### EXTRACTED MATERIAL
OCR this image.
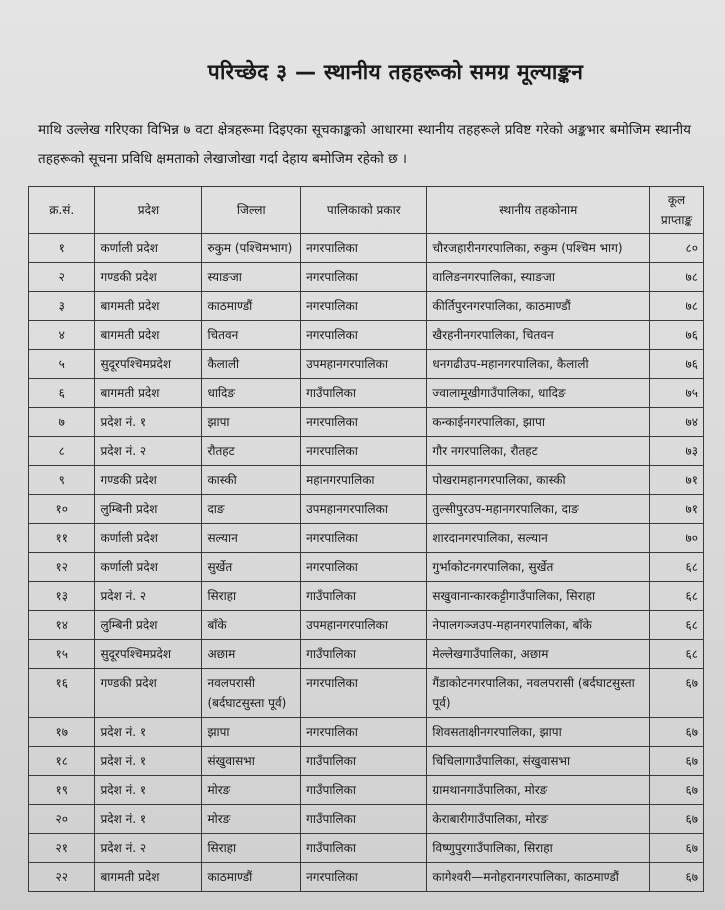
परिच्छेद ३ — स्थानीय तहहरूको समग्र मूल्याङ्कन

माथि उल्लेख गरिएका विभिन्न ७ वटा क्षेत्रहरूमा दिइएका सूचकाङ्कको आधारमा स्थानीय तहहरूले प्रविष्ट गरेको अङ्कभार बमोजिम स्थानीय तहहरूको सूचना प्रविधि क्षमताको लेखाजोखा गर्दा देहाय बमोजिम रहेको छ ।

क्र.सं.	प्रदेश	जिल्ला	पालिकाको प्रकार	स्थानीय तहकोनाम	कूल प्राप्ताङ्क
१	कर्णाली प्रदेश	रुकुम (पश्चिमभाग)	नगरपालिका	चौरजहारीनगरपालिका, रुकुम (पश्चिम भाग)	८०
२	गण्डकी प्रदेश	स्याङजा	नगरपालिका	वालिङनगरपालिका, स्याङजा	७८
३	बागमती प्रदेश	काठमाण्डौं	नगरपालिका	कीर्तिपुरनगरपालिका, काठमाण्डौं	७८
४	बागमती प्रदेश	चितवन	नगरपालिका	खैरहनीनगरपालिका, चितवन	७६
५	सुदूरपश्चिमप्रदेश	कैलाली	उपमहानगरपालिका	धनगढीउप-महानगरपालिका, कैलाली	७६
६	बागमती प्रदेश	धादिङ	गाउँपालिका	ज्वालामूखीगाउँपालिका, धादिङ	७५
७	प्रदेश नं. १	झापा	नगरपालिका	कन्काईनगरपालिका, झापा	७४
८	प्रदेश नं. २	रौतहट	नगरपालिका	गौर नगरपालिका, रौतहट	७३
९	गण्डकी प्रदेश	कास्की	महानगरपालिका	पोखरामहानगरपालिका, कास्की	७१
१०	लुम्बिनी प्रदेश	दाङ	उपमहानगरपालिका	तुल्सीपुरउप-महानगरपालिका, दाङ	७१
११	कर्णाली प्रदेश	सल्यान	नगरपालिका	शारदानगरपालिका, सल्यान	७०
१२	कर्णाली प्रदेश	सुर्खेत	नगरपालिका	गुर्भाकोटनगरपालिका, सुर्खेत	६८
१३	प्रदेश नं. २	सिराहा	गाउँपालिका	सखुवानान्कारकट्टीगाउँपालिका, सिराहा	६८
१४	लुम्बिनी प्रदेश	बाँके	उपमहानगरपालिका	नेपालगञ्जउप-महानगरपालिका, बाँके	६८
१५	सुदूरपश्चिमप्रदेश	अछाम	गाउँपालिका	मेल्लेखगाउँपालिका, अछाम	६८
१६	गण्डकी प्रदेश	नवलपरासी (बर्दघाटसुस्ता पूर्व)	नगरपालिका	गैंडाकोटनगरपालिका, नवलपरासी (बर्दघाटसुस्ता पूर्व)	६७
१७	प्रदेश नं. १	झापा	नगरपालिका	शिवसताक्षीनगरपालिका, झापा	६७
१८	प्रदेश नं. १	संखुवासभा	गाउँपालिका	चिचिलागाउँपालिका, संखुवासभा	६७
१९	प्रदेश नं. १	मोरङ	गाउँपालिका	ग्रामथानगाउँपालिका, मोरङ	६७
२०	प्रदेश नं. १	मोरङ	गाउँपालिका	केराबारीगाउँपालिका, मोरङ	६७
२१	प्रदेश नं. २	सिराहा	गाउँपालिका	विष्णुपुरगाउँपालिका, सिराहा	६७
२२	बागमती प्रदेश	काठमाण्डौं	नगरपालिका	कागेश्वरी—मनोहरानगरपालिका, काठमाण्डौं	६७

* * *

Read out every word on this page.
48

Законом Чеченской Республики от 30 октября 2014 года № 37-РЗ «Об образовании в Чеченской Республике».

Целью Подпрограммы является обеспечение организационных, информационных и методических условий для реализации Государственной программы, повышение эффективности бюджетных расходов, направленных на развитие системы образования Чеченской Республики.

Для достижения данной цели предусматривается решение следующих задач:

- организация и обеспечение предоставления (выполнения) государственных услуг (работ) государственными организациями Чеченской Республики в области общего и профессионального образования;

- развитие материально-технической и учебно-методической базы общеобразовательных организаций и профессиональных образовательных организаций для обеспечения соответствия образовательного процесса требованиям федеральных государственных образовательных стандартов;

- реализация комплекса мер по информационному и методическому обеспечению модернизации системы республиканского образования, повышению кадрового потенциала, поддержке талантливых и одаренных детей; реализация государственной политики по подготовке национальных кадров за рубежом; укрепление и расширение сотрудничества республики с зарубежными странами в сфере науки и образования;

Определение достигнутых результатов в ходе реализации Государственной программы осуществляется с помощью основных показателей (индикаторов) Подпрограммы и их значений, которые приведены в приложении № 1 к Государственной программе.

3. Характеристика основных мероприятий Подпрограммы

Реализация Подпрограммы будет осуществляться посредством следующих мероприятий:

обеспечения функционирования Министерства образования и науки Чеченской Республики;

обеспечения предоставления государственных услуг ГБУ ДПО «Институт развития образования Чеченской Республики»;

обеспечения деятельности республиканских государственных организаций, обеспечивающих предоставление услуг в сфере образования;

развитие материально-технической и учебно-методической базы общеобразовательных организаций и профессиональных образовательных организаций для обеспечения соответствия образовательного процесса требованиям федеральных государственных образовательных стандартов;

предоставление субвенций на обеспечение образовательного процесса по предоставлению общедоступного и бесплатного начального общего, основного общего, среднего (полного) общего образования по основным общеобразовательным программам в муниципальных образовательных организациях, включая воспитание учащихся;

### EXERCISE GOAL
Search the data for the string "следующих". List each line that has it.

### RESPONSE TO THE TASK
Для достижения данной цели предусматривается решение следующих задач:
Реализация Подпрограммы будет осуществляться посредством следующих мероприятий:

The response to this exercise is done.